>> start Extracted information

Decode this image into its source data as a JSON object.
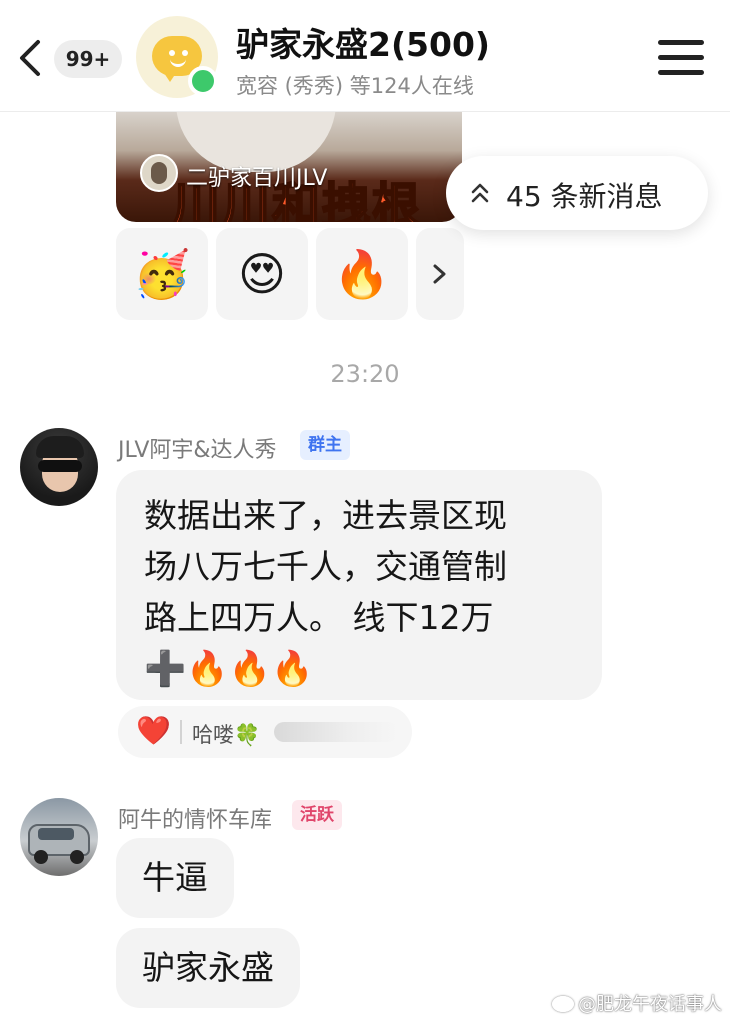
{
  "header": {
    "unread_count": "99+",
    "title": "驴家永盛2(500)",
    "subtitle": "宽容 (秀秀) 等124人在线"
  },
  "video_card": {
    "caption": "二驴家百川JLV",
    "overlay_text": "川川和拽根"
  },
  "new_messages": {
    "label": "45 条新消息"
  },
  "reactions": [
    "🥳",
    "😍",
    "🔥"
  ],
  "timestamp": "23:20",
  "messages": [
    {
      "sender": "JLV阿宇&达人秀",
      "role": "群主",
      "lines": [
        "数据出来了，进去景区现",
        "场八万七千人，交通管制",
        "路上四万人。 线下12万"
      ],
      "emoji_line": "➕🔥🔥🔥",
      "reaction": {
        "icon": "❤️",
        "user": "哈喽🍀"
      }
    },
    {
      "sender": "阿牛的情怀车库",
      "role": "活跃",
      "bubbles": [
        "牛逼",
        "驴家永盛"
      ]
    }
  ],
  "watermark": "@肥龙午夜话事人",
  "colors": {
    "online": "#3dc96b",
    "owner_badge": "#3f74f0",
    "active_badge": "#e0456b",
    "bubble_bg": "#f3f3f3"
  }
}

>> end Extracted information

Written problem: The records shown above are to be repeated exactly, with the pictures left out.

Task response:
Decode this image into its source data as a JSON object.
{
  "header": {
    "unread_count": "99+",
    "title": "驴家永盛2(500)",
    "subtitle": "宽容 (秀秀) 等124人在线"
  },
  "video_card": {
    "caption": "二驴家百川JLV",
    "overlay_text": "川川和拽根"
  },
  "new_messages": {
    "label": "45 条新消息"
  },
  "reactions": [
    "🥳",
    "😍",
    "🔥"
  ],
  "timestamp": "23:20",
  "messages": [
    {
      "sender": "JLV阿宇&达人秀",
      "role": "群主",
      "lines": [
        "数据出来了，进去景区现",
        "场八万七千人，交通管制",
        "路上四万人。 线下12万"
      ],
      "emoji_line": "➕🔥🔥🔥",
      "reaction": {
        "icon": "❤️",
        "user": "哈喽🍀"
      }
    },
    {
      "sender": "阿牛的情怀车库",
      "role": "活跃",
      "bubbles": [
        "牛逼",
        "驴家永盛"
      ]
    }
  ],
  "watermark": "@肥龙午夜话事人",
  "colors": {
    "online": "#3dc96b",
    "owner_badge": "#3f74f0",
    "active_badge": "#e0456b",
    "bubble_bg": "#f3f3f3"
  }
}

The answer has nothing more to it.